WORK TO BE COMPLETED:
Look for "this" in each line of the entries, and return the matching lines.

— start THE INPUT —

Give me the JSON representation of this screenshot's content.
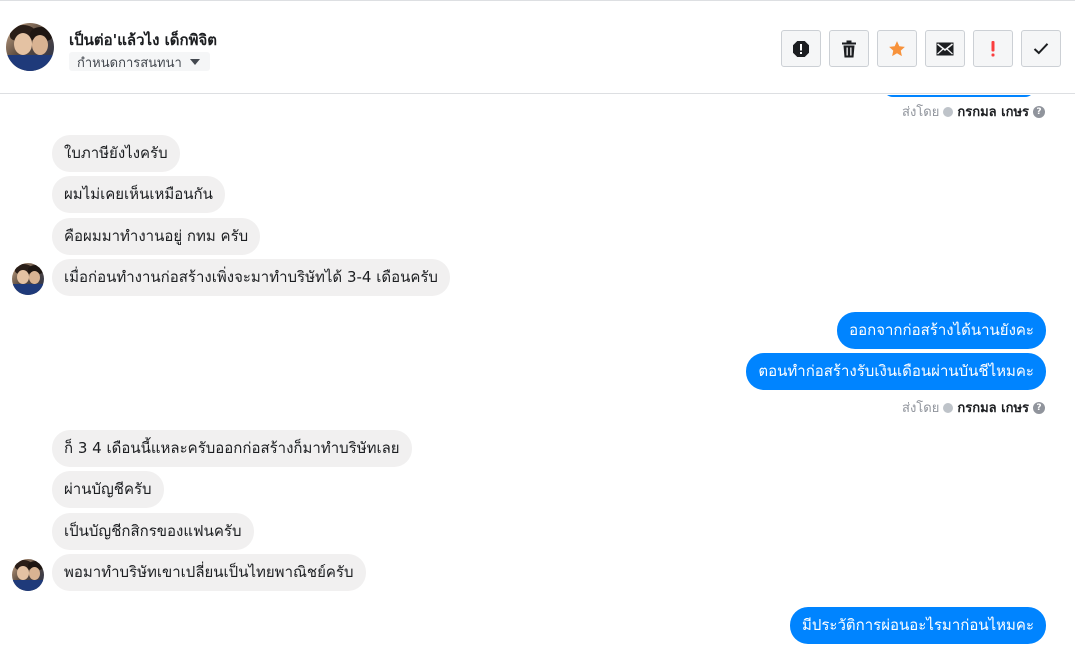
{
  "header": {
    "title": "เป็นต่อ'แล้วไง เด็กพิจิต",
    "subtitle": "กำหนดการสนทนา",
    "actions": [
      {
        "icon": "report-icon"
      },
      {
        "icon": "trash-icon"
      },
      {
        "icon": "star-icon",
        "color": "#f7923b"
      },
      {
        "icon": "envelope-icon"
      },
      {
        "icon": "important-icon",
        "color": "#fa3e3e"
      },
      {
        "icon": "check-icon"
      }
    ]
  },
  "sent_by": {
    "prefix": "ส่งโดย",
    "name": "กรกมล เกษร"
  },
  "messages": {
    "m1": "ใบภาษียังไงครับ",
    "m2": "ผมไม่เคยเห็นเหมือนกัน",
    "m3": "คือผมมาทำงานอยู่ กทม ครับ",
    "m4": "เมื่อก่อนทำงานก่อสร้างเพิ่งจะมาทำบริษัทได้ 3-4 เดือนครับ",
    "m5": "ออกจากก่อสร้างได้นานยังคะ",
    "m6": "ตอนทำก่อสร้างรับเงินเดือนผ่านบันชีไหมคะ",
    "m7": "ก็ 3 4 เดือนนี้แหละครับออกก่อสร้างก็มาทำบริษัทเลย",
    "m8": "ผ่านบัญชีครับ",
    "m9": "เป็นบัญชีกสิกรของแฟนครับ",
    "m10": "พอมาทำบริษัทเขาเปลี่ยนเป็นไทยพาณิชย์ครับ",
    "m11": "มีประวัติการผ่อนอะไรมาก่อนไหมคะ"
  },
  "colors": {
    "outgoing": "#0084ff",
    "incoming": "#f1f0f0"
  }
}
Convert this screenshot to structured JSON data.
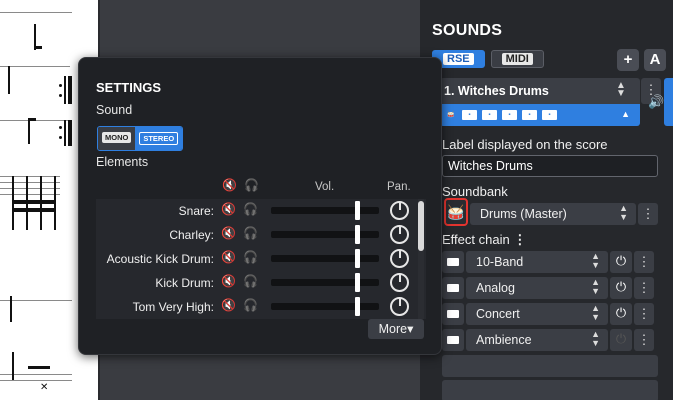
{
  "sounds": {
    "title": "SOUNDS",
    "rse_label": "RSE",
    "midi_label": "MIDI",
    "add_label": "+",
    "a_label": "A",
    "track": {
      "name": "1. Witches Drums"
    },
    "label_heading": "Label displayed on the score",
    "label_value": "Witches Drums",
    "soundbank_heading": "Soundbank",
    "soundbank_value": "Drums (Master)",
    "effect_chain_heading": "Effect chain",
    "effects": [
      "10-Band",
      "Analog",
      "Concert",
      "Ambience"
    ]
  },
  "settings": {
    "title": "SETTINGS",
    "sound_label": "Sound",
    "mono_label": "MONO",
    "stereo_label": "STEREO",
    "elements_label": "Elements",
    "vol_label": "Vol.",
    "pan_label": "Pan.",
    "more_label": "More",
    "rows": [
      {
        "name": "Snare:",
        "volume": 0.78
      },
      {
        "name": "Charley:",
        "volume": 0.78
      },
      {
        "name": "Acoustic Kick Drum:",
        "volume": 0.78
      },
      {
        "name": "Kick Drum:",
        "volume": 0.78
      },
      {
        "name": "Tom Very High:",
        "volume": 0.78
      }
    ]
  },
  "icons": {
    "mute": "speaker-muted-icon",
    "headphones": "headphones-icon",
    "power": "power-icon",
    "kebab": "more-vertical-icon",
    "speaker": "speaker-icon",
    "drum": "drum-icon"
  },
  "colors": {
    "accent": "#2f7fe0",
    "highlight": "#e3342f"
  }
}
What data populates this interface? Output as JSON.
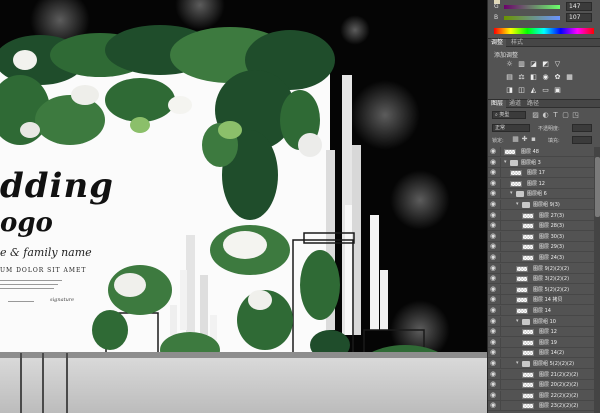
{
  "canvas": {
    "title_line1": "dding",
    "title_line2": "ogo",
    "names_line": "e & family name",
    "heading_small": "UM DOLOR SIT AMET",
    "signature_label": "signature"
  },
  "color_panel": {
    "slider_g_label": "G",
    "slider_g_value": "147",
    "slider_b_label": "B",
    "slider_b_value": "107"
  },
  "adjustments": {
    "tabs": [
      "调整",
      "样式"
    ],
    "subtitle": "添加调整",
    "icon_row_1": [
      "brightness-icon",
      "levels-icon",
      "curves-icon",
      "exposure-icon"
    ],
    "icon_row_2": [
      "vibrance-icon",
      "hue-icon",
      "color-balance-icon",
      "bw-icon",
      "photo-filter-icon",
      "channel-mixer-icon"
    ],
    "icon_row_3": [
      "invert-icon",
      "posterize-icon",
      "threshold-icon",
      "gradient-map-icon",
      "selective-color-icon"
    ]
  },
  "layers_panel": {
    "tabs": [
      "图层",
      "通道",
      "路径"
    ],
    "filter_label": "类型",
    "blend_mode": "正常",
    "opacity_label": "不透明度:",
    "lock_label": "锁定:",
    "fill_label": "填充:",
    "layers": [
      {
        "name": "图层 48",
        "kind": "layer",
        "indent": 0
      },
      {
        "name": "图层组 3",
        "kind": "group",
        "indent": 0
      },
      {
        "name": "图层 17",
        "kind": "layer",
        "indent": 1
      },
      {
        "name": "图层 12",
        "kind": "layer",
        "indent": 1
      },
      {
        "name": "图层组 6",
        "kind": "group",
        "indent": 1
      },
      {
        "name": "图层组 9(3)",
        "kind": "group",
        "indent": 2
      },
      {
        "name": "图层 27(3)",
        "kind": "layer",
        "indent": 3
      },
      {
        "name": "图层 28(3)",
        "kind": "layer",
        "indent": 3
      },
      {
        "name": "图层 30(3)",
        "kind": "layer",
        "indent": 3
      },
      {
        "name": "图层 29(3)",
        "kind": "layer",
        "indent": 3
      },
      {
        "name": "图层 24(3)",
        "kind": "layer",
        "indent": 3
      },
      {
        "name": "图层 9(2)(2)(2)",
        "kind": "layer",
        "indent": 2
      },
      {
        "name": "图层 3(2)(2)(2)",
        "kind": "layer",
        "indent": 2
      },
      {
        "name": "图层 5(2)(2)(2)",
        "kind": "layer",
        "indent": 2
      },
      {
        "name": "图层 14 拷贝",
        "kind": "layer",
        "indent": 2
      },
      {
        "name": "图层 14",
        "kind": "layer",
        "indent": 2
      },
      {
        "name": "图层组 10",
        "kind": "group",
        "indent": 2
      },
      {
        "name": "图层 12",
        "kind": "layer",
        "indent": 3
      },
      {
        "name": "图层 19",
        "kind": "layer",
        "indent": 3
      },
      {
        "name": "图层 14(2)",
        "kind": "layer",
        "indent": 3
      },
      {
        "name": "图层组 5(2)(2)(2)",
        "kind": "group",
        "indent": 2
      },
      {
        "name": "图层 21(2)(2)(2)",
        "kind": "layer",
        "indent": 3
      },
      {
        "name": "图层 20(2)(2)(2)",
        "kind": "layer",
        "indent": 3
      },
      {
        "name": "图层 22(2)(2)(2)",
        "kind": "layer",
        "indent": 3
      },
      {
        "name": "图层 23(2)(2)(2)",
        "kind": "layer",
        "indent": 3
      }
    ]
  },
  "colors": {
    "panel_bg": "#535353",
    "canvas_bg": "#050505",
    "foliage_dark": "#1f4d2b",
    "foliage_mid": "#3d7a3f",
    "foliage_light": "#8bbf6a"
  }
}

— end THE INPUT —

RESPONSE TO THE TASK:
Give me the JSON representation of this screenshot's content.
Convert this screenshot to structured JSON data.
What data populates this interface? Output as JSON.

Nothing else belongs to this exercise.